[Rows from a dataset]
--- BEGIN ---

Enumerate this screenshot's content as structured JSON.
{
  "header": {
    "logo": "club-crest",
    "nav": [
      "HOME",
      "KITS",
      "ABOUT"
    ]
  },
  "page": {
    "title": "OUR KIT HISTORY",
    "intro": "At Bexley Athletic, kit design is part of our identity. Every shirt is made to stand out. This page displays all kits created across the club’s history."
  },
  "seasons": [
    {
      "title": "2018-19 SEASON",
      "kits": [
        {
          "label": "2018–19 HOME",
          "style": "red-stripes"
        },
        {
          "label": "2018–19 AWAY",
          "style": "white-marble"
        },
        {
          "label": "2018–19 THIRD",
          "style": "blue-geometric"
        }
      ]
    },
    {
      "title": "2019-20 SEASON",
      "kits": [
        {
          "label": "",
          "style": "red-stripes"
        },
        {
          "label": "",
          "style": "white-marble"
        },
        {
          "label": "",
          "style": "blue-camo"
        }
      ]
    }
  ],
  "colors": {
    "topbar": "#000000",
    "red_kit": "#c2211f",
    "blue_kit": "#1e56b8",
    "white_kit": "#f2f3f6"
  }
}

--- END ---

Task directions: Of the lines in the data, how many hold the string "club"? State the number, nothing else.

Task result: 2